## DESCRIPTION OF THE TASK
Say how many lines include the word "circle". Reply with nothing but the number.

## INPUT
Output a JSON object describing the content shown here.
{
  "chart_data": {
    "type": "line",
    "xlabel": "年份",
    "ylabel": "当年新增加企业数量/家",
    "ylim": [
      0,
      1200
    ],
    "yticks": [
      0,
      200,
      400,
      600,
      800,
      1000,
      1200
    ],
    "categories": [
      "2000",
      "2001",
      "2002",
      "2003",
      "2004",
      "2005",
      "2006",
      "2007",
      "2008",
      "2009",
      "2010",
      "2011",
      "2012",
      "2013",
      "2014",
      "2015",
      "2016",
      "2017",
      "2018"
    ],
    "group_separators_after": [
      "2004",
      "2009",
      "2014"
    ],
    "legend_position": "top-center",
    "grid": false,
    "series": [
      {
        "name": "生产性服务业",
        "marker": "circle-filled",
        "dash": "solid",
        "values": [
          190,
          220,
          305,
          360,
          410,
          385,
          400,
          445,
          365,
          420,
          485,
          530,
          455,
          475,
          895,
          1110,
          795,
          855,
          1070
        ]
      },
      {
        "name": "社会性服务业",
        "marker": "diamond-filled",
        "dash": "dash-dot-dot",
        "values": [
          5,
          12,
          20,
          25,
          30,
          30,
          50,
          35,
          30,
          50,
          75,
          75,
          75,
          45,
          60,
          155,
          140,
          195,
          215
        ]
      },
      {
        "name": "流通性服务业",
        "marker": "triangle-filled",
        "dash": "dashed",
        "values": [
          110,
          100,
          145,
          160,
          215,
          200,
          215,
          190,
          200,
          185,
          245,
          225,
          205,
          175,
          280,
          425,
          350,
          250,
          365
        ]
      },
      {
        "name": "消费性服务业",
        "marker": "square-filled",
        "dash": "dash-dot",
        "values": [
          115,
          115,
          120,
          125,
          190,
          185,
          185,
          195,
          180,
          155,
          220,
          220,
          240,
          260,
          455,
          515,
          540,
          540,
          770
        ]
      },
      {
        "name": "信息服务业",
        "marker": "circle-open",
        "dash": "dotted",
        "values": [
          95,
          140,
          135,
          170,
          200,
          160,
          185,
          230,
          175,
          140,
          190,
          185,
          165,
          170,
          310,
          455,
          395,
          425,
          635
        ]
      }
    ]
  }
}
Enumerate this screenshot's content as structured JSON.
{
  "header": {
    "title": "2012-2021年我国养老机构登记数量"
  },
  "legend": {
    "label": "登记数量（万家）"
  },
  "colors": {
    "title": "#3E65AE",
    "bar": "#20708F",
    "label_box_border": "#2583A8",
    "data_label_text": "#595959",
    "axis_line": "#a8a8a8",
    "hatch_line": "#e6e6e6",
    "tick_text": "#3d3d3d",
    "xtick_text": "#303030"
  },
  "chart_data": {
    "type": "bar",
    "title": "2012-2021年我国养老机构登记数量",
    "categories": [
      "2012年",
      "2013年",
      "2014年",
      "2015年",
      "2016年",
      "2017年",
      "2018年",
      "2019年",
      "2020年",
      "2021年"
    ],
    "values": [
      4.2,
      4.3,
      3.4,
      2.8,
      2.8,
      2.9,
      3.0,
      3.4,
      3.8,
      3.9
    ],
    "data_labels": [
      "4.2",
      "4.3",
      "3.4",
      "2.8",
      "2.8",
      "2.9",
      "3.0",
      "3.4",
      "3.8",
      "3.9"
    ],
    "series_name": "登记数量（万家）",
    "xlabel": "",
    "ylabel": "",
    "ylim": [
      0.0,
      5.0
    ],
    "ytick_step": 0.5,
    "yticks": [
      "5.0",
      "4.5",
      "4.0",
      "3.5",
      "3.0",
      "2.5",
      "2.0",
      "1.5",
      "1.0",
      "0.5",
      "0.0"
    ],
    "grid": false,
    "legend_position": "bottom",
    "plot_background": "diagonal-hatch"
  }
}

## TASK RESPONSE
2